In cell culture, VacA produces endosomal vacuoles in epithelial cells, induces apoptosis, and inhibits the proliferation of T lymphocytes, which may be important in promoting gastric mucosal damage and in immune evasion. Variations in the structure of H. pylori’s VacA protein (and thus its in vitro activity) have been studied with respect to clinical outcomes. However, despite a fairly consistent association of specific VacA subtypes with peptic ulcer disease, sequence variation within the VacA signal or middle regions has not been consistently associated with heightened gastric cancer risk. Recently, another variable region within the vacA gene (the i or intermediate region) was identified. Initial studies have suggested that i region polymorphisms are associated with altered gastric cancer risk in Iran and Italy [25,45], though one study from East Asia has not confirmed this finding[36]. Interestingly, isogenic deletion of vacA did not alter the carcinogenic potential of H. pylori in the gerbil model [37], raising questions once again regarding the relevance of VacA to gastric carcinogenesis.

In an attempt to identify H. pylori markers of enhanced carcinogenic potential in humans, Gao and colleagues have screened the serum of patients with H. pylori-induced gastric cancer compared with non-cancer controls [46]. In addition to confirming the presence of serum antibodies against CagA as gastric cancer risk markers, their multiplex serology approach led to the identification of another H. pylori protein of potential relevance to gastric cancer: GroEL. The presence of serum antibodies against GroEL, a chaperonin important for bacterial protein trafficking, was highly associated with the presence of gastric cancer, suggesting that examination of GroEL function is worthy of further detailed investigation.

3.3 Lessons from animal models of H. pylori-induced gastric cancer

Several animal models of H. pylori-induced gastric cancer have been developed. The first convincing report of gastric cancer induction by H. pylori alone (without co-carcinogens) was by Watanabe and colleagues who infected outbred Mongolian gerbils [47]. Others have attempted to recapitulate these findings with varying degrees of success. Variations in the source of these animals, the strains of Helicobacters used for infection, and the conditions under which the gerbils are housed (and thus the extra-gastric microbiome) may be responsible for differences in inter-laboratory success rates with this model. Nevertheless, some groups have been able to reproducibly demonstrate H. pylori-induced gastric cancer in gerbils and thus have provided evidence that antibiotics used to eradicate the organism could prevent gastric cancer when the organism is eradicated relatively early in the animal’s lifespan[48].

> _Brief A_
In the passage on H. pylori and gastric cancer, which animals did Watanabe and colleagues infect?
> _Brief B_
Reproduce word for word the part of the passage on H. pylori and gastric cancer that begins at the words "In an attempt" and stops after "further detailed investigation.".
> _Brief C_
Translate this sentence from the passage on H. pylori and gastric cancer into Spanish: "Recently, another variable region within the vacA gene (the i or intermediate region) was identified."
The items that come next play no part in this work.

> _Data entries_
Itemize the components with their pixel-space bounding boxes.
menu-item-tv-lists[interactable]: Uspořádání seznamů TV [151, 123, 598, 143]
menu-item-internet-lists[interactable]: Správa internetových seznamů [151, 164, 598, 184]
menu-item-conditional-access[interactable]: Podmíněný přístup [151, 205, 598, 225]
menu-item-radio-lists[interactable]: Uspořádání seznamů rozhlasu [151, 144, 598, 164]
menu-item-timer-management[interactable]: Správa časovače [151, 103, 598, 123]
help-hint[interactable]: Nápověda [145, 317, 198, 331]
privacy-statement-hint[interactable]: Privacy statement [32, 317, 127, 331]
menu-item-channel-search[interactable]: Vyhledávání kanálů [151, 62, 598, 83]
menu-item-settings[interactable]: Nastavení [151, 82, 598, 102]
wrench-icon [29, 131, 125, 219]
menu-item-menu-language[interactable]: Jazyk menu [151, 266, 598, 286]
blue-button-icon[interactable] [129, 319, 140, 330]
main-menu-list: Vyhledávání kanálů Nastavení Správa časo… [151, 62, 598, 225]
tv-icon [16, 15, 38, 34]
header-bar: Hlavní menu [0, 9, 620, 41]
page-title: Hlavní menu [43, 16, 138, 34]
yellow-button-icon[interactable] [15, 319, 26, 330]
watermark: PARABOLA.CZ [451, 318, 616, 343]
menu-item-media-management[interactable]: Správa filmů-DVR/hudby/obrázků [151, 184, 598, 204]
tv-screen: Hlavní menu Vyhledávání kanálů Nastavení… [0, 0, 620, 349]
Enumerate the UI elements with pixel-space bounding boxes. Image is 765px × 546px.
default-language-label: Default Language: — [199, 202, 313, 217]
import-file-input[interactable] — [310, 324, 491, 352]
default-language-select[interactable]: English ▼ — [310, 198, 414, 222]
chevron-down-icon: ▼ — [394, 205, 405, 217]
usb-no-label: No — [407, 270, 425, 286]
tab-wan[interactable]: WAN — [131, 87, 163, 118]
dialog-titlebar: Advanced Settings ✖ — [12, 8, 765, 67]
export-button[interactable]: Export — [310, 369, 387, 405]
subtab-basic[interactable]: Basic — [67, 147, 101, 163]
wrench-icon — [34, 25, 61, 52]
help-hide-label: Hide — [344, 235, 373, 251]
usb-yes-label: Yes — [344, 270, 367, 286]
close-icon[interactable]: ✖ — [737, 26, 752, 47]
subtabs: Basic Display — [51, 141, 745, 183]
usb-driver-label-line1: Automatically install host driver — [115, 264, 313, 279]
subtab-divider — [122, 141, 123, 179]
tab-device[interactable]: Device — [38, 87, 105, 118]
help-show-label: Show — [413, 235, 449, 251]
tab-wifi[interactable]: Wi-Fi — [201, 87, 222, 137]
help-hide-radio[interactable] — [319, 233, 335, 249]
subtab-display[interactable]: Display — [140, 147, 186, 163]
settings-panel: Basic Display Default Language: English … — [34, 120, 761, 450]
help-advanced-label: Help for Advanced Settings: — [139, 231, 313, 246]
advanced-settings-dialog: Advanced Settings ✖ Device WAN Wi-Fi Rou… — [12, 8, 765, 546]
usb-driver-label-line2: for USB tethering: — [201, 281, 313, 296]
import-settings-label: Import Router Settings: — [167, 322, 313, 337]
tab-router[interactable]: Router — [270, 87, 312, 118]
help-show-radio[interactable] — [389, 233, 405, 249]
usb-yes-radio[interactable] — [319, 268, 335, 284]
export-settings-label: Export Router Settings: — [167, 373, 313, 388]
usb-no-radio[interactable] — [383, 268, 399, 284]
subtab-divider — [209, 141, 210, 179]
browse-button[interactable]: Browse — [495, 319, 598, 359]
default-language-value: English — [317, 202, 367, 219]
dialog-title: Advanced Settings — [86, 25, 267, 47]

> _Reply A_
Outbred Mongolian gerbils.

> _Reply B_
In an attempt to identify H. pylori markers of enhanced carcinogenic potential in humans, Gao and colleagues have screened the serum of patients with H. pylori-induced gastric cancer compared with non-cancer controls [46]. In addition to confirming the presence of serum antibodies against CagA as gastric cancer risk markers, their multiplex serology approach led to the identification of another H. pylori protein of potential relevance to gastric cancer: GroEL. The presence of serum antibodies against GroEL, a chaperonin important for bacterial protein trafficking, was highly associated with the presence of gastric cancer, suggesting that examination of GroEL function is worthy of further detailed investigation.

> _Reply C_
Recientemente, se identificó otra región variable dentro del gen vacA (la región i o intermedia).